• BRIEF
Rewrite the part of the records that begins at the first line and ends with the line containing "76, 315, 401]", replacing every occurrence of "bar" with "column" and leaving everything else unchanged.

------

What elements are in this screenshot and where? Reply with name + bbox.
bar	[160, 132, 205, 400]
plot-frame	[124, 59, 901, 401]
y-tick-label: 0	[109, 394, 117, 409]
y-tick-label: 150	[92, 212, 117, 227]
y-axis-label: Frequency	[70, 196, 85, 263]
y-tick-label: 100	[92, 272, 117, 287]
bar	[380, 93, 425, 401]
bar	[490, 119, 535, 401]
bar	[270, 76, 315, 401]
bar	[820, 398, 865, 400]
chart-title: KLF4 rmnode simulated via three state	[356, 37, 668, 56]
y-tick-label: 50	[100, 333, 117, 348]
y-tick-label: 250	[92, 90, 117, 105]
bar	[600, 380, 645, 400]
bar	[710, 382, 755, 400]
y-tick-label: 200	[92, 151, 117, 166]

------

• EXPECTED ANSWER
What elements are in this screenshot and where? Reply with name + bbox.
column	[160, 132, 205, 400]
plot-frame	[124, 59, 901, 401]
y-tick-label: 0	[109, 394, 117, 409]
y-tick-label: 150	[92, 212, 117, 227]
y-axis-label: Frequency	[70, 196, 85, 263]
y-tick-label: 100	[92, 272, 117, 287]
column	[380, 93, 425, 401]
column	[490, 119, 535, 401]
column	[270, 76, 315, 401]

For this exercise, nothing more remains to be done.